Report the number of lines that include "zriadené", with no additional text.
Start of Dataset excerpts
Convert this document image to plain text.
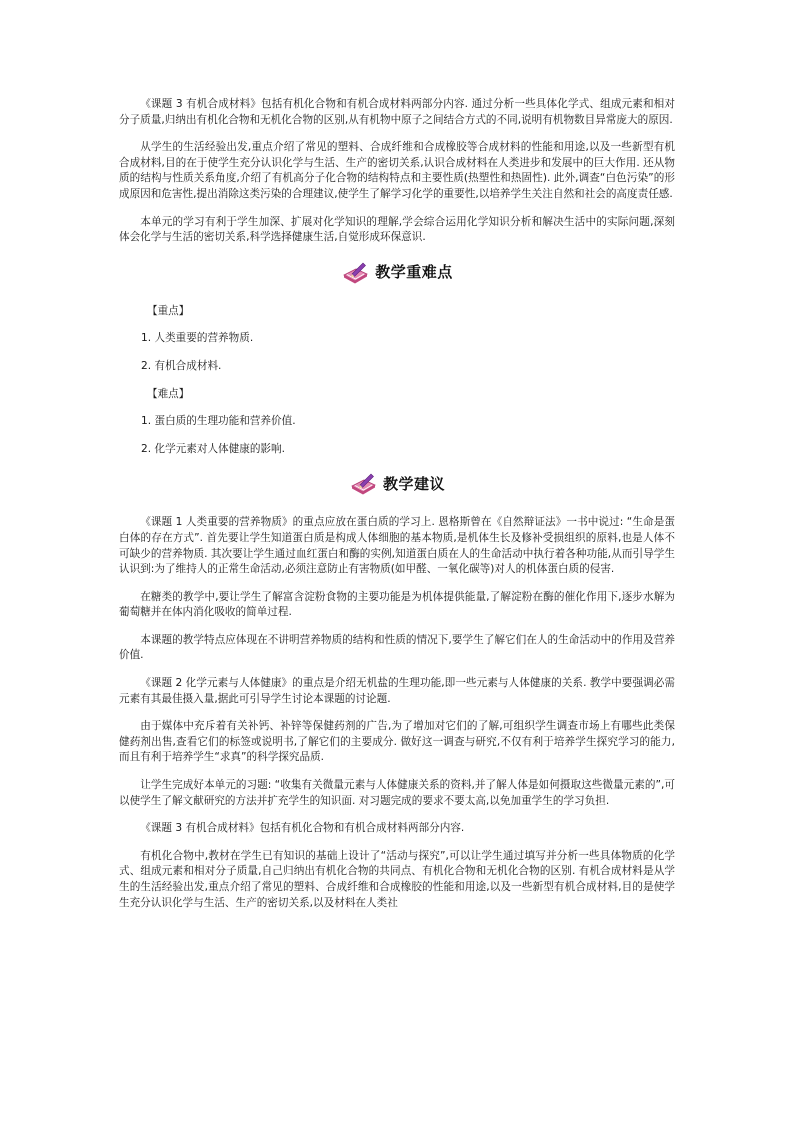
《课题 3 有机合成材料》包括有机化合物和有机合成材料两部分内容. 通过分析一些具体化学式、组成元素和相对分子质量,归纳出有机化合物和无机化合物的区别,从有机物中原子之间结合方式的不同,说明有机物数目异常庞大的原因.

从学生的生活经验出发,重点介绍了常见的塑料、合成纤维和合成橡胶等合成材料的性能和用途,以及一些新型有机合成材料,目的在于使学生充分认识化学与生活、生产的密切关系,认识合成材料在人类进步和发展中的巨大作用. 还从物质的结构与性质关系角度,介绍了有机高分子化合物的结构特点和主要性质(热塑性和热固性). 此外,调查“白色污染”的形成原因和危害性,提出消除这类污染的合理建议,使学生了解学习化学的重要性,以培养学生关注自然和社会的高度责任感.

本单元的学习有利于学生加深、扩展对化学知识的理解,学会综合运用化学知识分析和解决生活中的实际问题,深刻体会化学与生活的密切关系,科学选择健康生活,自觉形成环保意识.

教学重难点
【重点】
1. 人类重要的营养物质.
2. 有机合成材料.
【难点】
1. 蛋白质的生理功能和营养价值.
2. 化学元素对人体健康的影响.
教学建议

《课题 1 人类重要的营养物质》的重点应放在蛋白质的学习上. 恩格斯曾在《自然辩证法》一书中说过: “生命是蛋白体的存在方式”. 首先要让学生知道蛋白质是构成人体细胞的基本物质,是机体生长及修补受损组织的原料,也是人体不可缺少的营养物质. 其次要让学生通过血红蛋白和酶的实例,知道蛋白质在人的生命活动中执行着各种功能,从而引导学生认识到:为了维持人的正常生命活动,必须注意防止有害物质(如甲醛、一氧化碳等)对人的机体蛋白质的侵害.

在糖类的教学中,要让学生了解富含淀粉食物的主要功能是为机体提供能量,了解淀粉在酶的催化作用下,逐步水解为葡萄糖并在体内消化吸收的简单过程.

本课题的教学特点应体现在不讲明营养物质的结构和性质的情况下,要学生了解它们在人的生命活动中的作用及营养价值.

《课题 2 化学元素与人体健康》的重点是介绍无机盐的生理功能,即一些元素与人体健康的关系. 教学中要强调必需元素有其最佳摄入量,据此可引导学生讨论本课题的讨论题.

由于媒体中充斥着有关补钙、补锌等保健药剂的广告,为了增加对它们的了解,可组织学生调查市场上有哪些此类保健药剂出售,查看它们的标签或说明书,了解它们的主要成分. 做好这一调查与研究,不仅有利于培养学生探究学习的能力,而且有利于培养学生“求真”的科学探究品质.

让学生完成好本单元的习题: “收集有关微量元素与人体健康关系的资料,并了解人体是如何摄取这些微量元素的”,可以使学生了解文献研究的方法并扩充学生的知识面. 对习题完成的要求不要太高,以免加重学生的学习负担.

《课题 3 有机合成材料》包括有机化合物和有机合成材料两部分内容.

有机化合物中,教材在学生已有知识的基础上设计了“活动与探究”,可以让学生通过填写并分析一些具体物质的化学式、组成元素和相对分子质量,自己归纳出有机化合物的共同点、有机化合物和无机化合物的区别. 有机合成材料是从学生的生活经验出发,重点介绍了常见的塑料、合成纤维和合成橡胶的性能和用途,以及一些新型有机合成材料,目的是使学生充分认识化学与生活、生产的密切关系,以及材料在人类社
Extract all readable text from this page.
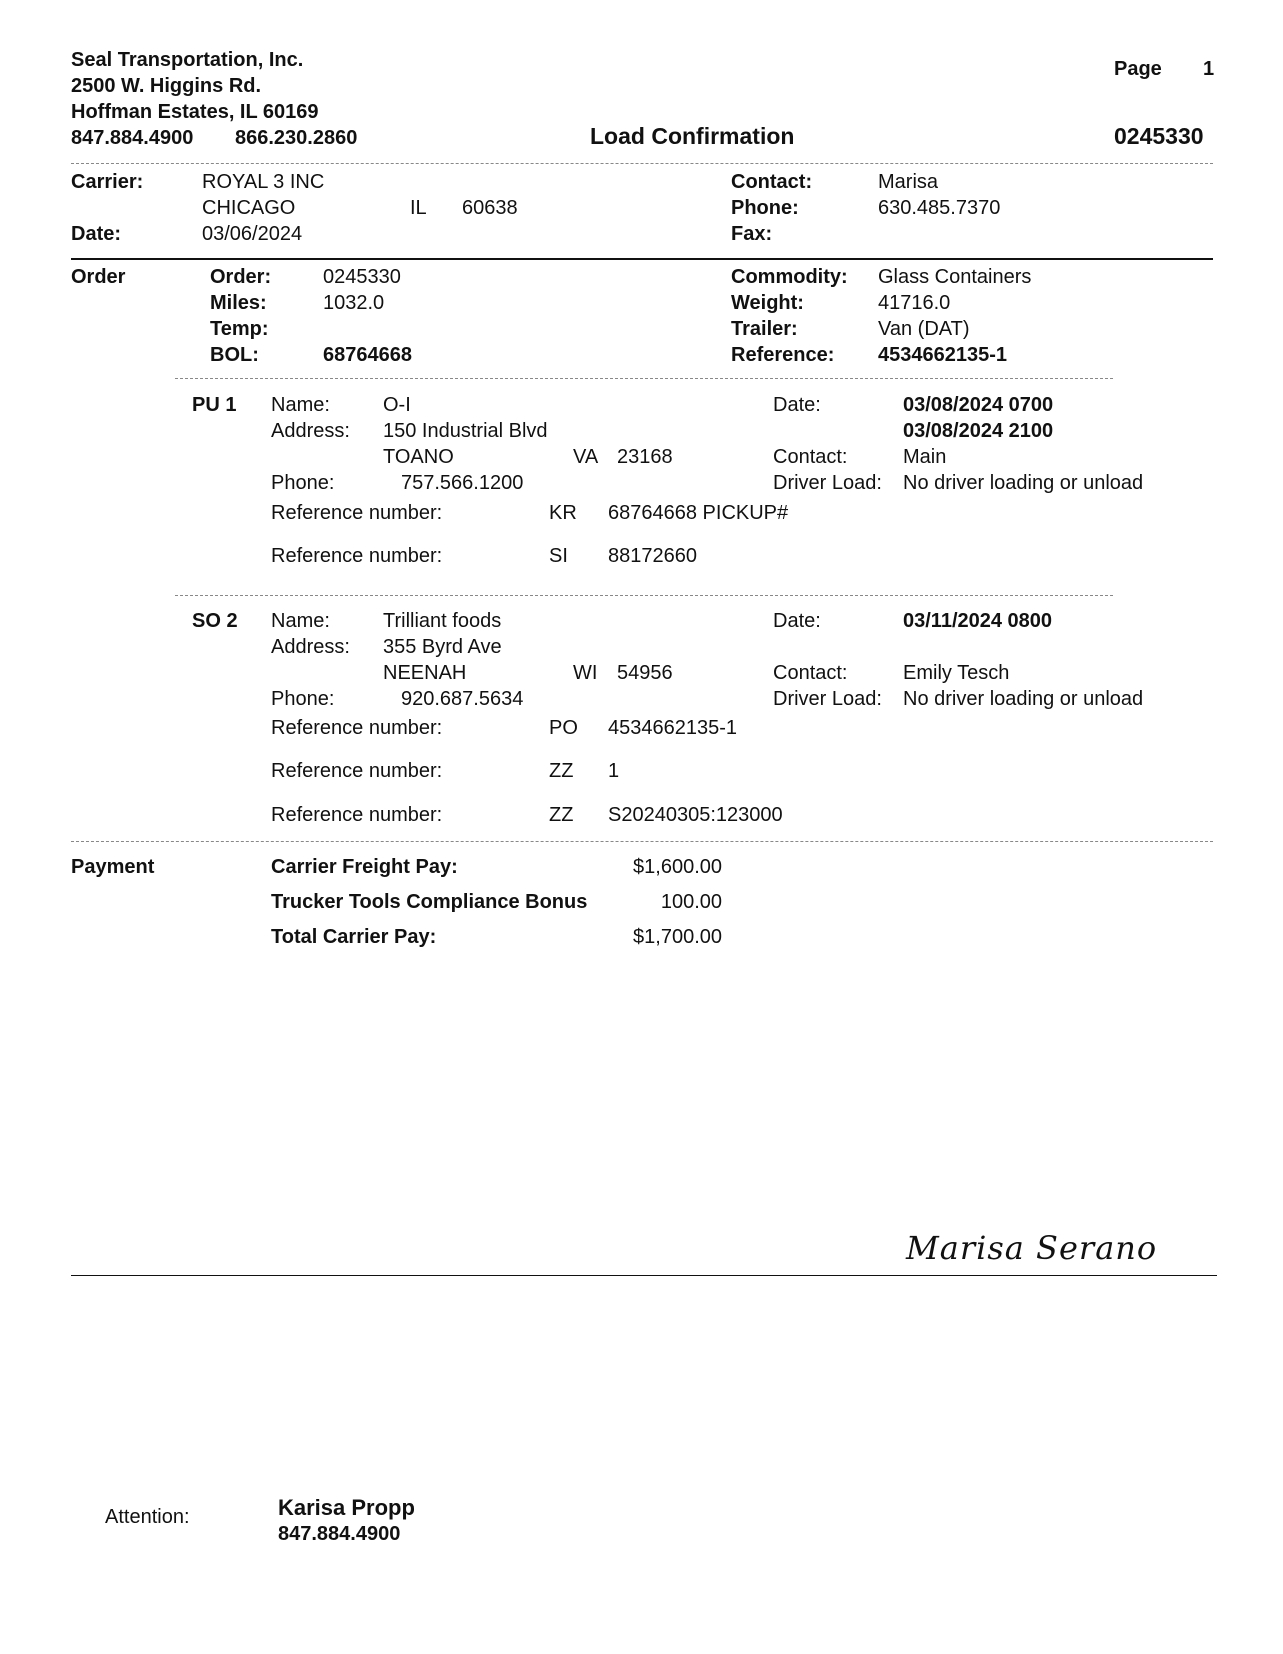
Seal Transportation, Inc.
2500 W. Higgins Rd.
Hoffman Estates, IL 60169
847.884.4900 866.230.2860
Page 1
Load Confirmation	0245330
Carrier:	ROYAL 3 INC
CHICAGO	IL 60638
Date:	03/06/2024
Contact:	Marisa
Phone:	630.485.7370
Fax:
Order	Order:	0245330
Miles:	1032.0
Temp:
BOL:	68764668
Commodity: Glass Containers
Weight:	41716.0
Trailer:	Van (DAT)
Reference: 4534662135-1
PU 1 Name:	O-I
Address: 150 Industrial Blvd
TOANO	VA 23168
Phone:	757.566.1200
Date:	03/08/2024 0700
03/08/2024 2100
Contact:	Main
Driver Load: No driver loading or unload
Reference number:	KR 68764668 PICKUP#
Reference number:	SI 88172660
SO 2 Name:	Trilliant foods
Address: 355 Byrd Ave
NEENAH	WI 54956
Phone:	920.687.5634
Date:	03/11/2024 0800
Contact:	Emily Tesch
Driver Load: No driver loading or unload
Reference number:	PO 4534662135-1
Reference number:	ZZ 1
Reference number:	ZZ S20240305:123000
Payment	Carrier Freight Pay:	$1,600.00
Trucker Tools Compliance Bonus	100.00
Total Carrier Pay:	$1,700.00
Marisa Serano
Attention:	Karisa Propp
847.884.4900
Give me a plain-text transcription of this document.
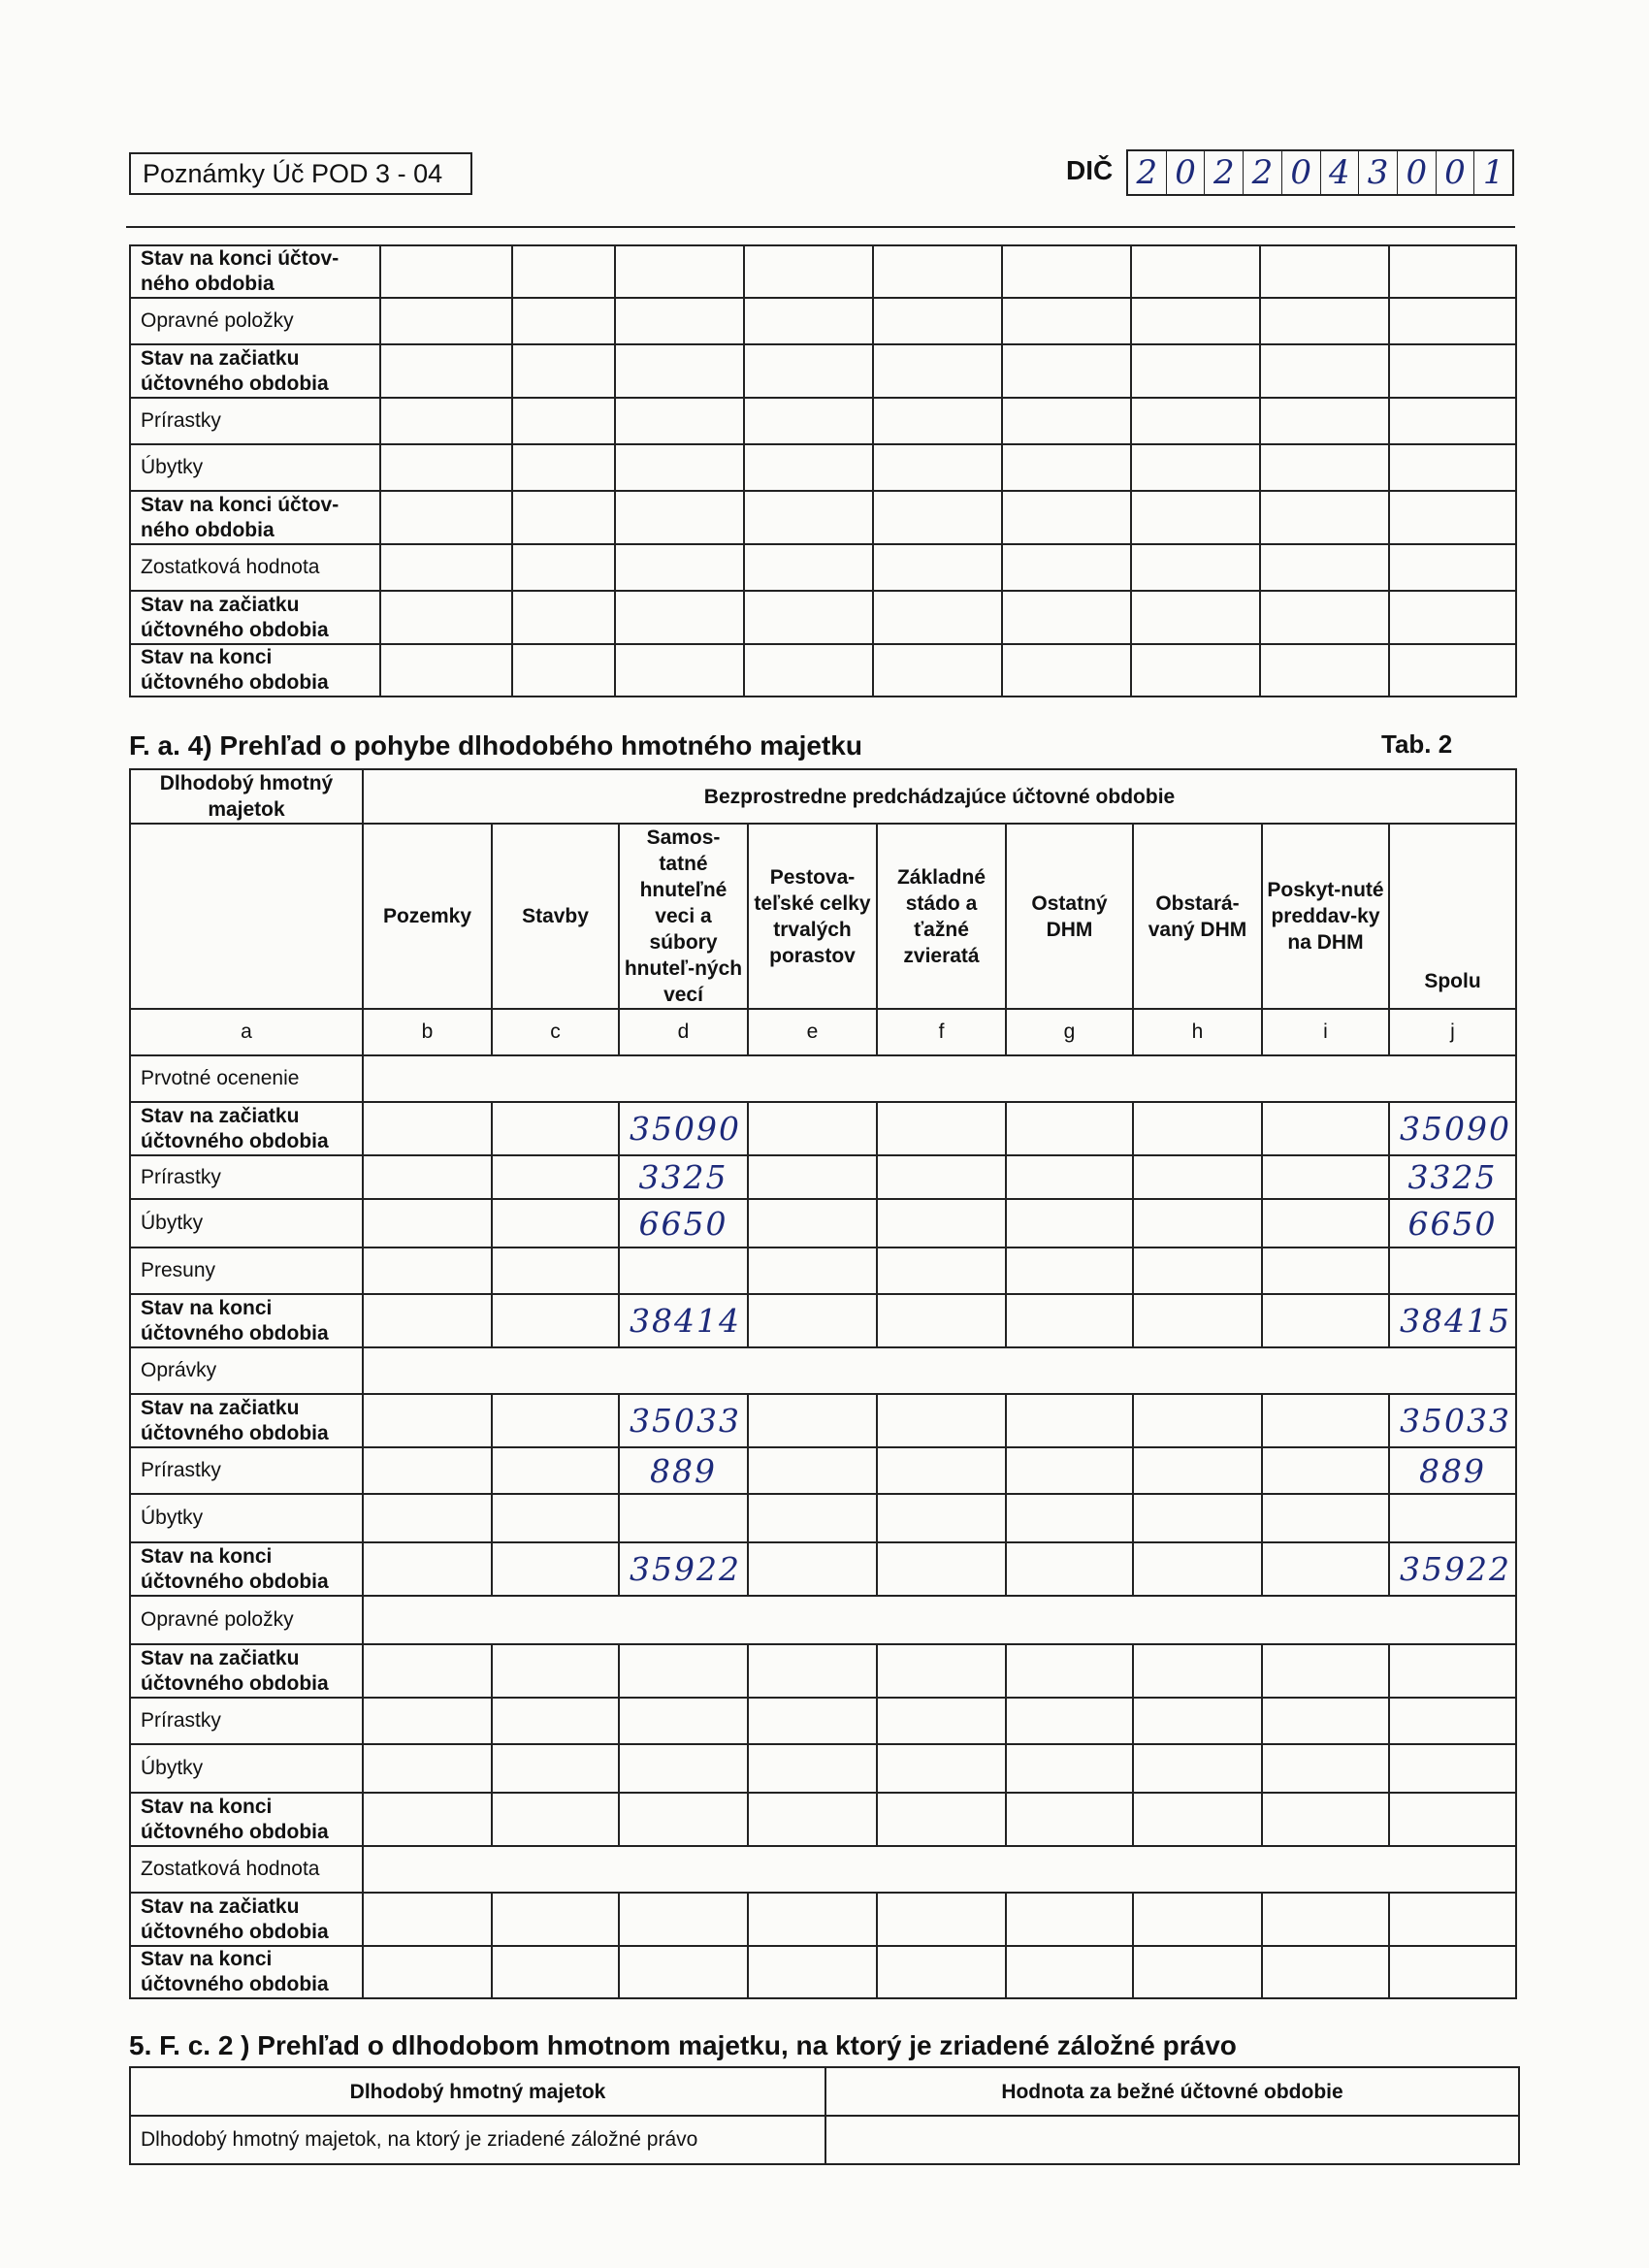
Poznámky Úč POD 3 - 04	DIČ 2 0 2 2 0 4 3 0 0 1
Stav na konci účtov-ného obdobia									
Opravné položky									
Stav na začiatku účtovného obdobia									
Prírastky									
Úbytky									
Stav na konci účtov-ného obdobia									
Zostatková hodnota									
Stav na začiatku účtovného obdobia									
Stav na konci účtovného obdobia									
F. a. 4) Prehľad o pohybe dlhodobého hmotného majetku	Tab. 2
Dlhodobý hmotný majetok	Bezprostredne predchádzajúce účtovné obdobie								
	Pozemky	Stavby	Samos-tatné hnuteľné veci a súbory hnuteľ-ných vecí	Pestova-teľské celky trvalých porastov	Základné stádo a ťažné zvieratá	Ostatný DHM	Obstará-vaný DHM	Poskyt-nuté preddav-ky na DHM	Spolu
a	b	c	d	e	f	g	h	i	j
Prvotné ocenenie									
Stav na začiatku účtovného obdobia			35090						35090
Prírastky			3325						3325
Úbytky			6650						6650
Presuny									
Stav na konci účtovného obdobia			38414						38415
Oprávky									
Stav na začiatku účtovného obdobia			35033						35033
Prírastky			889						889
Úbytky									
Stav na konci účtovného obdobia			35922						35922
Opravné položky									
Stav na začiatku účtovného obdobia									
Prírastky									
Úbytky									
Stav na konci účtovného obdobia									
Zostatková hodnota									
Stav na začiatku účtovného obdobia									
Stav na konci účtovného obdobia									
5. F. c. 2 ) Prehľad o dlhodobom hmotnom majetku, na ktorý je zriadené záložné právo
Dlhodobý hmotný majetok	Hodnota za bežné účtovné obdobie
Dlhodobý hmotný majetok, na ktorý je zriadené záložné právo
End of Dataset excerpts
→ **Response**: 2